Do this: Where does the string "Thần" appear in the records? Copy every line that contains it.

Stored data:

[start]

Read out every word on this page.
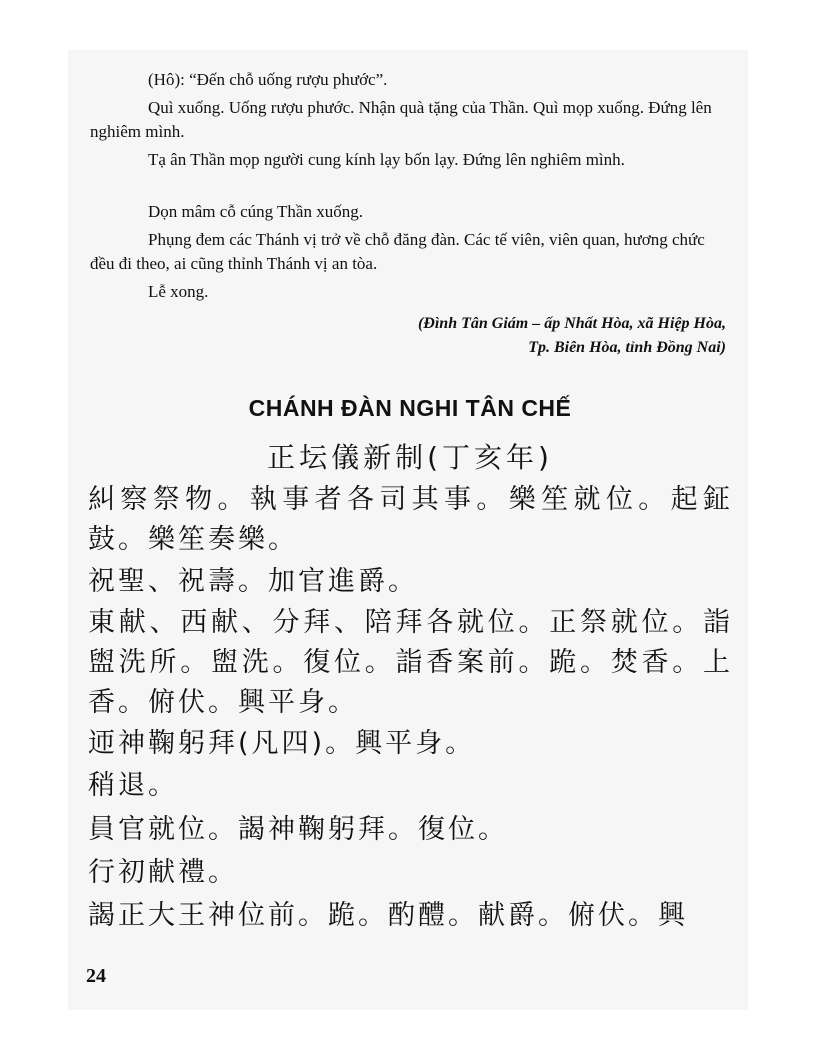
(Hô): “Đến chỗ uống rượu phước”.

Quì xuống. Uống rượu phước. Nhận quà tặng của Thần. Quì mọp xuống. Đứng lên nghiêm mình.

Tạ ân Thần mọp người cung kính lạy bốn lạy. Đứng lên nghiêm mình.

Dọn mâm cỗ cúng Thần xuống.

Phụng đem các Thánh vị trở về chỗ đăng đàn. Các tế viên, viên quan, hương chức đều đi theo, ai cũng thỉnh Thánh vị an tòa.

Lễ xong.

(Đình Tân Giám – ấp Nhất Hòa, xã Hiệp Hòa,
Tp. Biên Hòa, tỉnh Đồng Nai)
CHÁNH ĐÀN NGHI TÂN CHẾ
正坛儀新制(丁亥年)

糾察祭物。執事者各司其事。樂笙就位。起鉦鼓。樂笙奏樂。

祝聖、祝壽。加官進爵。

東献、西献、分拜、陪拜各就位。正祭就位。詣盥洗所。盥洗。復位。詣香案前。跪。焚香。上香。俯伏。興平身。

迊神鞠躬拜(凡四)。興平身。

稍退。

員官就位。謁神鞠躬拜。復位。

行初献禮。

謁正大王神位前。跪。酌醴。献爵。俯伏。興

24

[end]
[start]

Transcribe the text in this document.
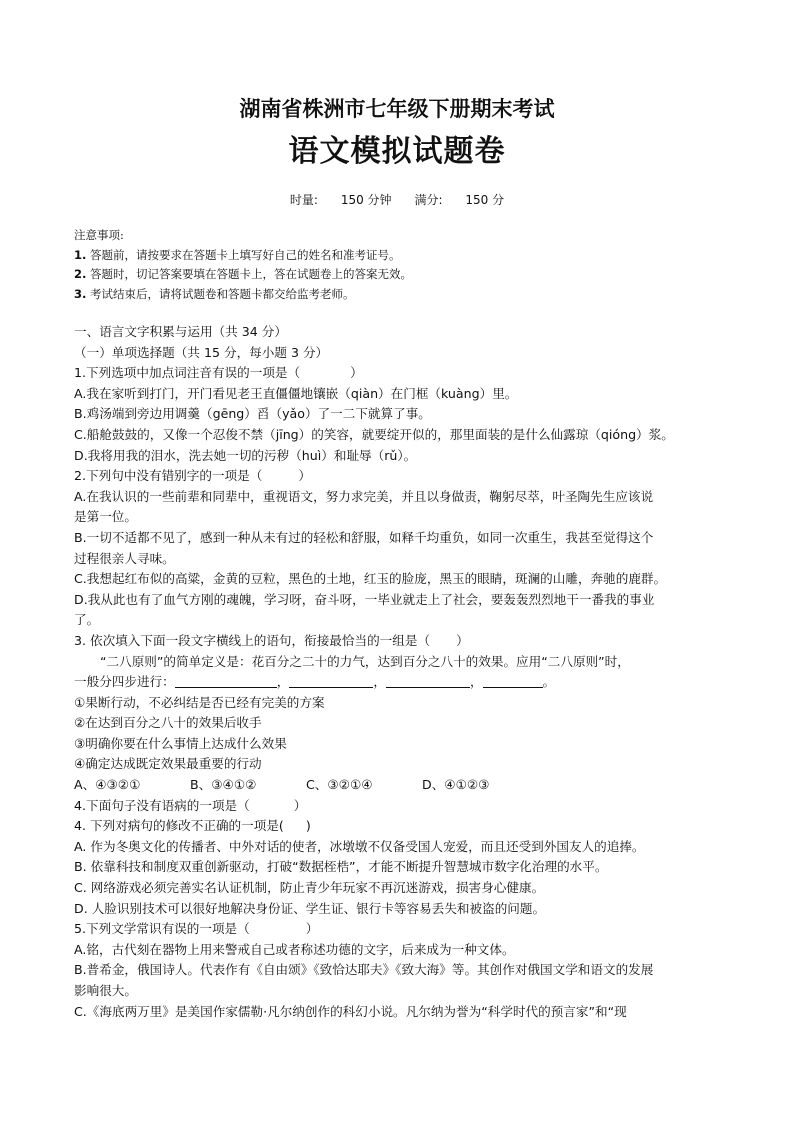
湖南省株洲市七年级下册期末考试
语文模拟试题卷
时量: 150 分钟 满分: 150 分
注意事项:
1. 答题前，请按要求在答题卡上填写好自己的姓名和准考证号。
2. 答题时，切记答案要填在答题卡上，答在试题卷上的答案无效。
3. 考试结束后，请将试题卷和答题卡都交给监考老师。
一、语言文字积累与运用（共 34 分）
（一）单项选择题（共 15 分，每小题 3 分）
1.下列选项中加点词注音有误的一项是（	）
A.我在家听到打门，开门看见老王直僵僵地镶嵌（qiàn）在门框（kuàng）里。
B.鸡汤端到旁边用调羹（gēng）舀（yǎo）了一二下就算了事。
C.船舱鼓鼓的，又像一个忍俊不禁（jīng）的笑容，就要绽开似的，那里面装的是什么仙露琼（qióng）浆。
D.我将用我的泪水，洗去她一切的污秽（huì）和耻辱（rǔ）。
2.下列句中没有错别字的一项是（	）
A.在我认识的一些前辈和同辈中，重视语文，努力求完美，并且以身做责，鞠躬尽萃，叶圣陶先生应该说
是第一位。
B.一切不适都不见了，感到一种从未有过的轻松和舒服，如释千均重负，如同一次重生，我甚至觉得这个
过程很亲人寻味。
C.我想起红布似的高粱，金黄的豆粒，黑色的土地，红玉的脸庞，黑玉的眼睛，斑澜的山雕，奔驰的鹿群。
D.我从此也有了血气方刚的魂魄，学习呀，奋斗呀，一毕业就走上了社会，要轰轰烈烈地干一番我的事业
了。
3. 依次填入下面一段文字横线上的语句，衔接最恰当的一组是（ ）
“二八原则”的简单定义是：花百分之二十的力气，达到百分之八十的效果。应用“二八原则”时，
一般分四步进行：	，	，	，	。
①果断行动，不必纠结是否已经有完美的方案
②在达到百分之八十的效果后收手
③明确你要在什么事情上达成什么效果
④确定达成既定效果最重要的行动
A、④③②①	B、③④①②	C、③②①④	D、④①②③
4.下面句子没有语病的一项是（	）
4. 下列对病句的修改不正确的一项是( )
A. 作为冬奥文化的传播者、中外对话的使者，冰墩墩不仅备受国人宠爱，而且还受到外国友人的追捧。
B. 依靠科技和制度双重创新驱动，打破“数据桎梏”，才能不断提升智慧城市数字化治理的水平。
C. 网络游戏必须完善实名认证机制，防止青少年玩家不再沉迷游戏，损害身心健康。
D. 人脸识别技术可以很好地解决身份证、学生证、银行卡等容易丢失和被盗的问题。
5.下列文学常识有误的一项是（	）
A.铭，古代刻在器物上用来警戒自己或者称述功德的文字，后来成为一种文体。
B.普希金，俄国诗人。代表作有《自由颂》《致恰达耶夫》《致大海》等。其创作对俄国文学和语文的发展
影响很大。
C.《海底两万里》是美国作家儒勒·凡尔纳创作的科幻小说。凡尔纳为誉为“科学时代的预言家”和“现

[end]

Solution:
Quì xuống. Uống rượu phước. Nhận quà tặng của Thần. Quì mọp xuống. Đứng lên nghiêm mình.
Tạ ân Thần mọp người cung kính lạy bốn lạy. Đứng lên nghiêm mình.
Dọn mâm cỗ cúng Thần xuống.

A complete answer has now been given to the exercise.